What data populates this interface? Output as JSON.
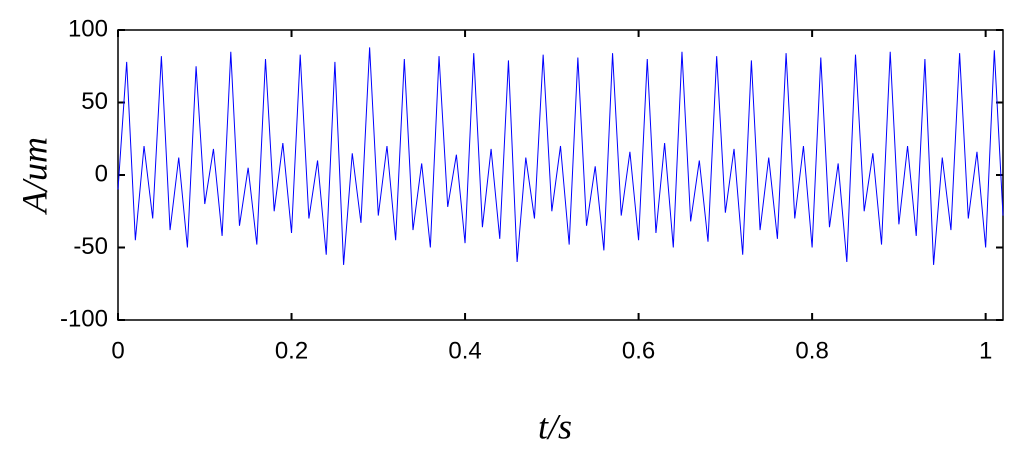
{
  "chart_data": {
    "type": "line",
    "xlabel": "t/s",
    "ylabel": "A/um",
    "x": [
      0,
      0.01,
      0.02,
      0.03,
      0.04,
      0.05,
      0.06,
      0.07,
      0.08,
      0.09,
      0.1,
      0.11,
      0.12,
      0.13,
      0.14,
      0.15,
      0.16,
      0.17,
      0.18,
      0.19,
      0.2,
      0.21,
      0.22,
      0.23,
      0.24,
      0.25,
      0.26,
      0.27,
      0.28,
      0.29,
      0.3,
      0.31,
      0.32,
      0.33,
      0.34,
      0.35,
      0.36,
      0.37,
      0.38,
      0.39,
      0.4,
      0.41,
      0.42,
      0.43,
      0.44,
      0.45,
      0.46,
      0.47,
      0.48,
      0.49,
      0.5,
      0.51,
      0.52,
      0.53,
      0.54,
      0.55,
      0.56,
      0.57,
      0.58,
      0.59,
      0.6,
      0.61,
      0.62,
      0.63,
      0.64,
      0.65,
      0.66,
      0.67,
      0.68,
      0.69,
      0.7,
      0.71,
      0.72,
      0.73,
      0.74,
      0.75,
      0.76,
      0.77,
      0.78,
      0.79,
      0.8,
      0.81,
      0.82,
      0.83,
      0.84,
      0.85,
      0.86,
      0.87,
      0.88,
      0.89,
      0.9,
      0.91,
      0.92,
      0.93,
      0.94,
      0.95,
      0.96,
      0.97,
      0.98,
      0.99,
      1,
      1.01,
      1.02
    ],
    "series": [
      {
        "color": "#0000ff",
        "values": [
          -10,
          78,
          -45,
          20,
          -30,
          82,
          -38,
          12,
          -50,
          75,
          -20,
          18,
          -42,
          85,
          -35,
          5,
          -48,
          80,
          -25,
          22,
          -40,
          83,
          -30,
          10,
          -55,
          78,
          -62,
          15,
          -33,
          88,
          -28,
          20,
          -45,
          80,
          -38,
          8,
          -50,
          82,
          -22,
          14,
          -47,
          84,
          -36,
          18,
          -44,
          79,
          -60,
          12,
          -30,
          83,
          -25,
          20,
          -48,
          81,
          -35,
          6,
          -52,
          84,
          -28,
          16,
          -45,
          80,
          -40,
          22,
          -50,
          85,
          -32,
          10,
          -46,
          82,
          -26,
          18,
          -55,
          79,
          -38,
          12,
          -44,
          84,
          -30,
          20,
          -50,
          81,
          -36,
          8,
          -60,
          83,
          -25,
          15,
          -48,
          85,
          -34,
          20,
          -42,
          80,
          -62,
          12,
          -38,
          84,
          -30,
          16,
          -50,
          86,
          -28
        ]
      }
    ],
    "xlim": [
      0,
      1.02
    ],
    "ylim": [
      -100,
      100
    ],
    "xticks": [
      0,
      0.2,
      0.4,
      0.6,
      0.8,
      1
    ],
    "yticks": [
      -100,
      -50,
      0,
      50,
      100
    ],
    "grid": false
  }
}
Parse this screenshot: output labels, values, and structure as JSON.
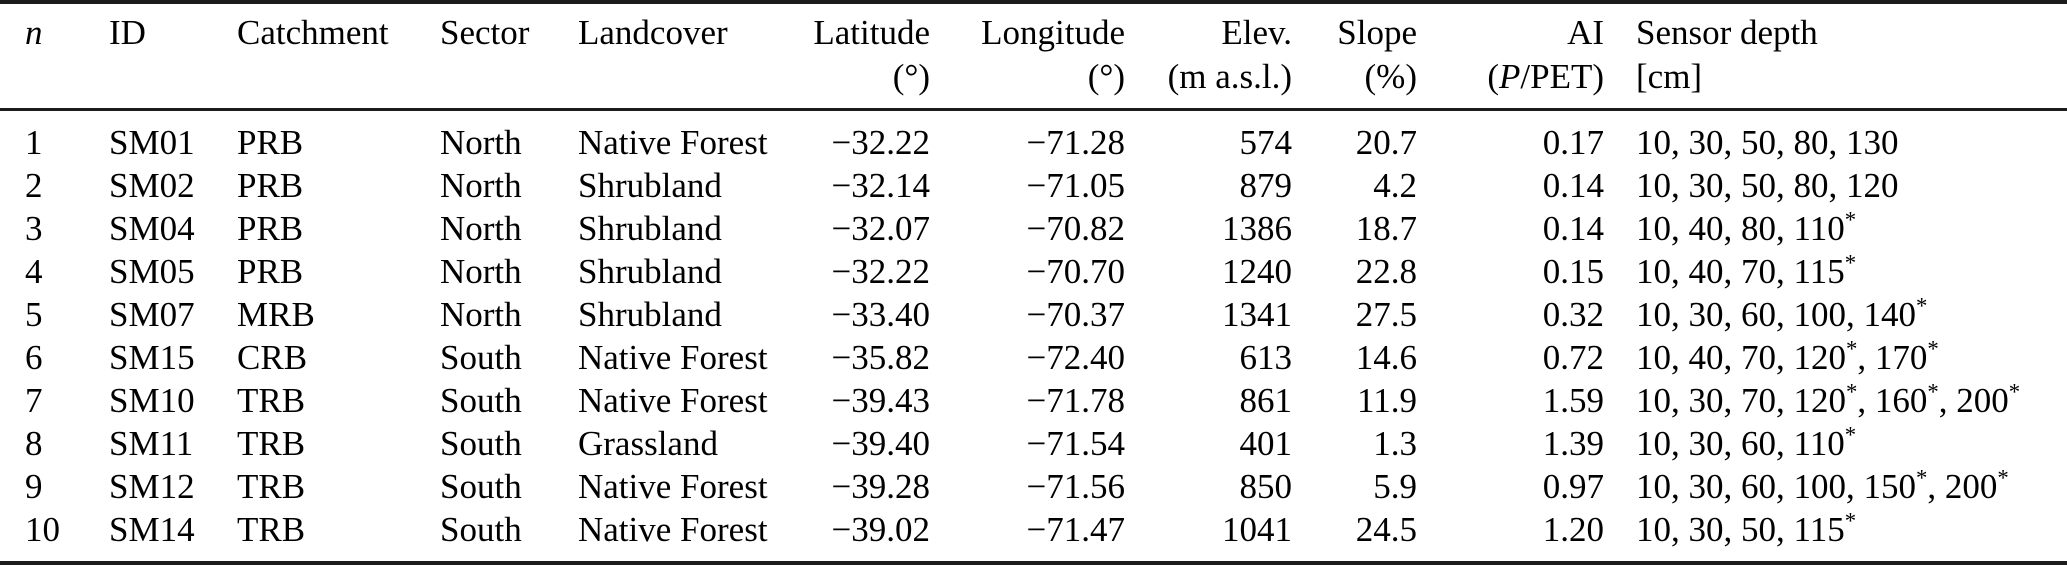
{
  "header": {
    "n": {
      "label": "n"
    },
    "id": {
      "label": "ID"
    },
    "catchment": {
      "label": "Catchment"
    },
    "sector": {
      "label": "Sector"
    },
    "landcover": {
      "label": "Landcover"
    },
    "latitude": {
      "label": "Latitude",
      "unit": "(°)"
    },
    "longitude": {
      "label": "Longitude",
      "unit": "(°)"
    },
    "elevation": {
      "label": "Elev.",
      "unit": "(m a.s.l.)"
    },
    "slope": {
      "label": "Slope",
      "unit": "(%)"
    },
    "ai": {
      "label": "AI",
      "unit_open": "(",
      "unit_italic": "P",
      "unit_rest": "/PET)"
    },
    "sensor_depth": {
      "label": "Sensor depth",
      "unit": "[cm]"
    }
  },
  "rows": [
    {
      "n": "1",
      "id": "SM01",
      "catchment": "PRB",
      "sector": "North",
      "landcover": "Native Forest",
      "latitude": "−32.22",
      "longitude": "−71.28",
      "elevation": "574",
      "slope": "20.7",
      "ai": "0.17",
      "sensor_depths": "10, 30, 50, 80, 130"
    },
    {
      "n": "2",
      "id": "SM02",
      "catchment": "PRB",
      "sector": "North",
      "landcover": "Shrubland",
      "latitude": "−32.14",
      "longitude": "−71.05",
      "elevation": "879",
      "slope": "4.2",
      "ai": "0.14",
      "sensor_depths": "10, 30, 50, 80, 120"
    },
    {
      "n": "3",
      "id": "SM04",
      "catchment": "PRB",
      "sector": "North",
      "landcover": "Shrubland",
      "latitude": "−32.07",
      "longitude": "−70.82",
      "elevation": "1386",
      "slope": "18.7",
      "ai": "0.14",
      "sensor_depths": "10, 40, 80, 110*"
    },
    {
      "n": "4",
      "id": "SM05",
      "catchment": "PRB",
      "sector": "North",
      "landcover": "Shrubland",
      "latitude": "−32.22",
      "longitude": "−70.70",
      "elevation": "1240",
      "slope": "22.8",
      "ai": "0.15",
      "sensor_depths": "10, 40, 70, 115*"
    },
    {
      "n": "5",
      "id": "SM07",
      "catchment": "MRB",
      "sector": "North",
      "landcover": "Shrubland",
      "latitude": "−33.40",
      "longitude": "−70.37",
      "elevation": "1341",
      "slope": "27.5",
      "ai": "0.32",
      "sensor_depths": "10, 30, 60, 100, 140*"
    },
    {
      "n": "6",
      "id": "SM15",
      "catchment": "CRB",
      "sector": "South",
      "landcover": "Native Forest",
      "latitude": "−35.82",
      "longitude": "−72.40",
      "elevation": "613",
      "slope": "14.6",
      "ai": "0.72",
      "sensor_depths": "10, 40, 70, 120*, 170*"
    },
    {
      "n": "7",
      "id": "SM10",
      "catchment": "TRB",
      "sector": "South",
      "landcover": "Native Forest",
      "latitude": "−39.43",
      "longitude": "−71.78",
      "elevation": "861",
      "slope": "11.9",
      "ai": "1.59",
      "sensor_depths": "10, 30, 70, 120*, 160*, 200*"
    },
    {
      "n": "8",
      "id": "SM11",
      "catchment": "TRB",
      "sector": "South",
      "landcover": "Grassland",
      "latitude": "−39.40",
      "longitude": "−71.54",
      "elevation": "401",
      "slope": "1.3",
      "ai": "1.39",
      "sensor_depths": "10, 30, 60, 110*"
    },
    {
      "n": "9",
      "id": "SM12",
      "catchment": "TRB",
      "sector": "South",
      "landcover": "Native Forest",
      "latitude": "−39.28",
      "longitude": "−71.56",
      "elevation": "850",
      "slope": "5.9",
      "ai": "0.97",
      "sensor_depths": "10, 30, 60, 100, 150*, 200*"
    },
    {
      "n": "10",
      "id": "SM14",
      "catchment": "TRB",
      "sector": "South",
      "landcover": "Native Forest",
      "latitude": "−39.02",
      "longitude": "−71.47",
      "elevation": "1041",
      "slope": "24.5",
      "ai": "1.20",
      "sensor_depths": "10, 30, 50, 115*"
    }
  ]
}
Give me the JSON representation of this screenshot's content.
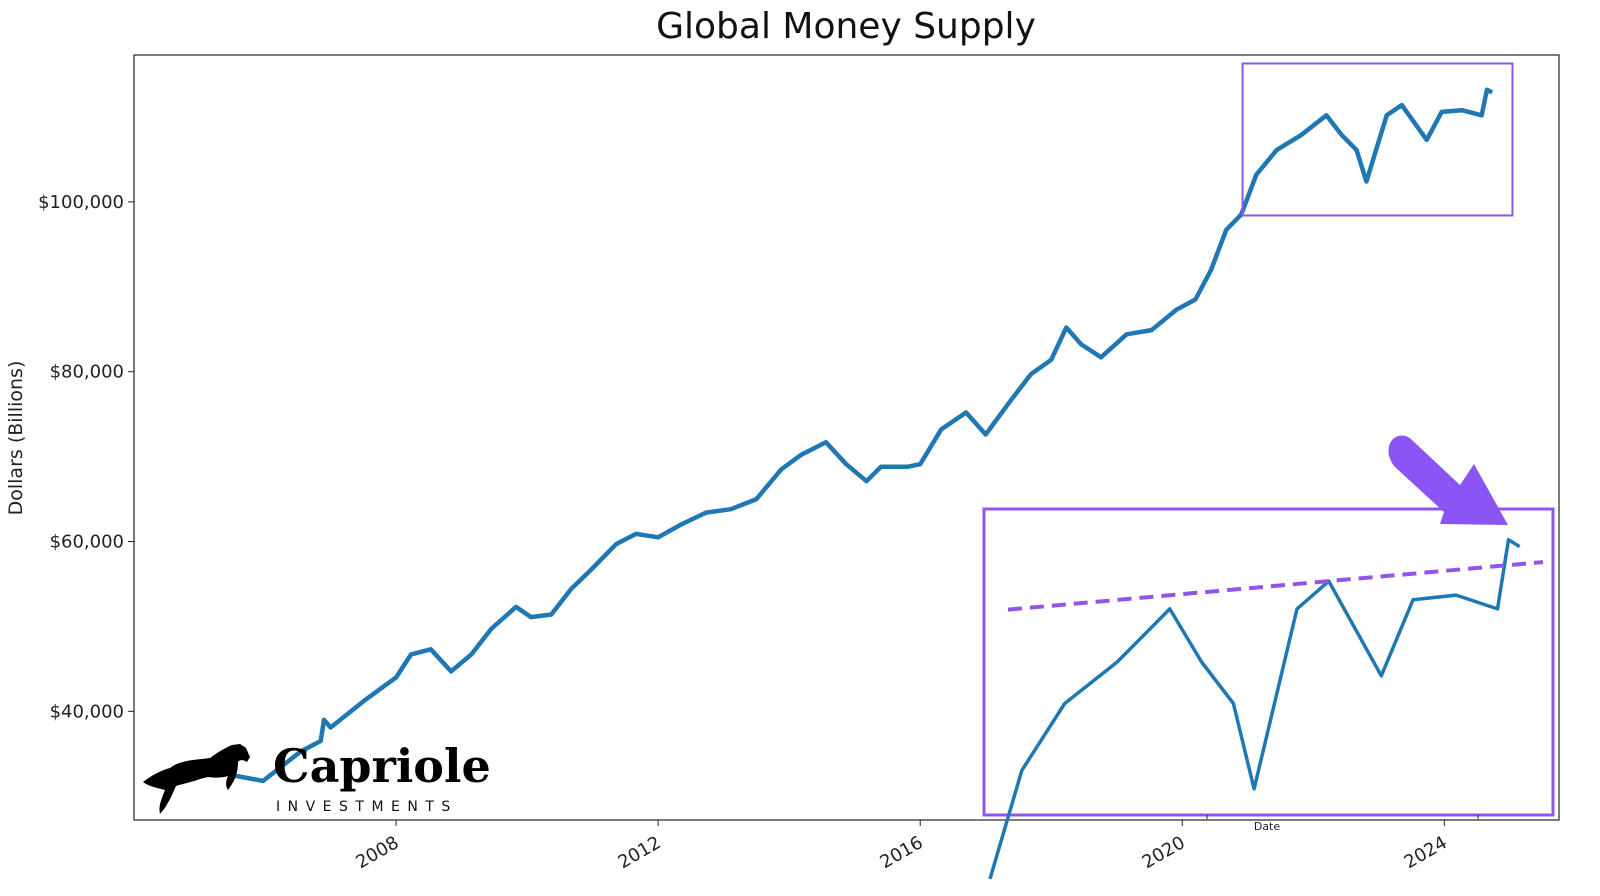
{
  "chart_data": {
    "type": "line",
    "title": "Global Money Supply",
    "xlabel": "",
    "ylabel": "Dollars (Billions)",
    "xlim": [
      2004.0,
      2025.75
    ],
    "ylim": [
      27200,
      117300
    ],
    "grid": false,
    "legend": "none",
    "x_ticks": [
      2008,
      2012,
      2016,
      2020,
      2024
    ],
    "x_tick_labels": [
      "2008",
      "2012",
      "2016",
      "2020",
      "2024"
    ],
    "y_ticks": [
      40000,
      60000,
      80000,
      100000
    ],
    "y_tick_labels": [
      "$40,000",
      "$60,000",
      "$80,000",
      "$100,000"
    ],
    "line_color": "#1f77b4",
    "series": [
      {
        "x": [
          2005.48,
          2005.97,
          2006.55,
          2006.85,
          2006.9,
          2007.0,
          2007.54,
          2008.0,
          2008.23,
          2008.53,
          2008.84,
          2009.15,
          2009.45,
          2009.83,
          2010.06,
          2010.37,
          2010.67,
          2010.98,
          2011.36,
          2011.66,
          2012.0,
          2012.35,
          2012.73,
          2013.11,
          2013.5,
          2013.88,
          2014.18,
          2014.56,
          2014.87,
          2015.18,
          2015.4,
          2015.8,
          2016.0,
          2016.32,
          2016.7,
          2017.0,
          2017.39,
          2017.69,
          2018.0,
          2018.23,
          2018.46,
          2018.76,
          2019.15,
          2019.53,
          2019.91,
          2020.2,
          2020.44,
          2020.67,
          2020.9,
          2021.13,
          2021.44,
          2021.82,
          2022.2,
          2022.43,
          2022.66,
          2022.81,
          2023.12,
          2023.35,
          2023.73,
          2023.96,
          2024.27,
          2024.57,
          2024.65,
          2024.73
        ],
        "y": [
          32500,
          31800,
          35300,
          36500,
          39000,
          38100,
          41400,
          44000,
          46700,
          47300,
          44700,
          46700,
          49700,
          52300,
          51100,
          51400,
          54400,
          56700,
          59700,
          60900,
          60500,
          62000,
          63400,
          63800,
          65000,
          68500,
          70200,
          71700,
          69100,
          67100,
          68800,
          68800,
          69100,
          73200,
          75200,
          72600,
          76700,
          79700,
          81400,
          85200,
          83200,
          81700,
          84400,
          84900,
          87300,
          88500,
          92000,
          96700,
          98500,
          103200,
          106100,
          107900,
          110200,
          107900,
          106100,
          102400,
          110200,
          111400,
          107300,
          110600,
          110800,
          110200,
          113200,
          112900
        ]
      }
    ],
    "annotations": {
      "highlight_box": {
        "x": [
          2020.92,
          2025.04
        ],
        "y": [
          98400,
          116300
        ],
        "color": "#9155e8"
      },
      "inset": {
        "xlabel": "Date",
        "xlim": [
          2020.9,
          2024.95
        ],
        "ylim": [
          101400,
          114400
        ],
        "border_color": "#9155e8",
        "trend_line": {
          "x": [
            2021.03,
            2024.9
          ],
          "y": [
            110170,
            112230
          ],
          "color": "#9155e8",
          "style": "dashed"
        }
      },
      "arrow": {
        "color": "#8b55f5"
      }
    }
  },
  "logo": {
    "name": "Capriole",
    "subtitle": "INVESTMENTS"
  }
}
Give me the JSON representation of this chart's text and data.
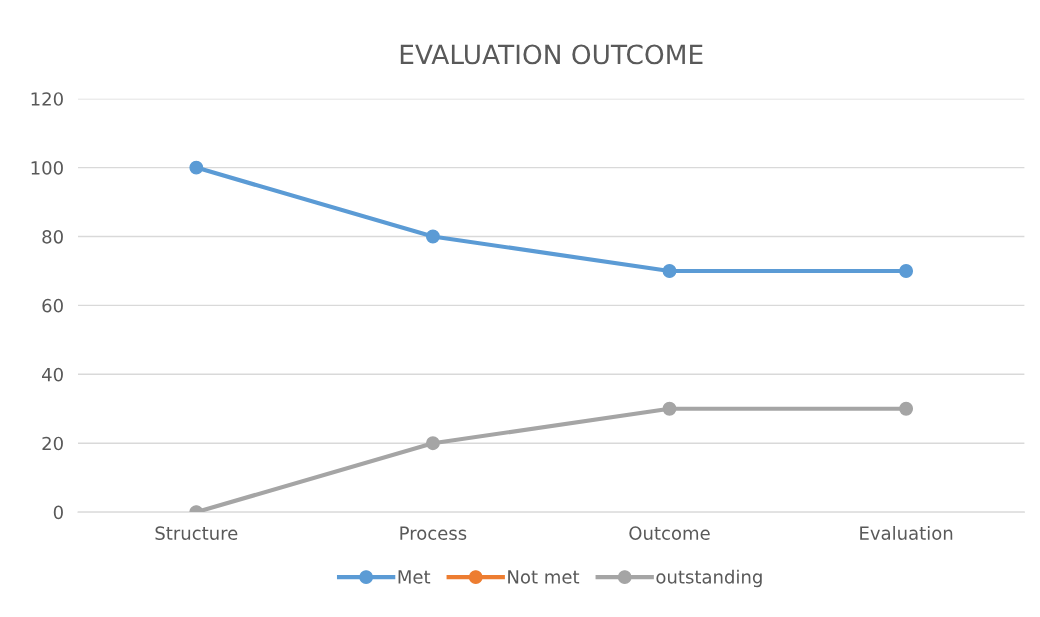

**TASK PROMPT**.
What is the number of lines that hold the string "representation"? Reply with that number alone.

**WRITTEN RESPONSE**.
2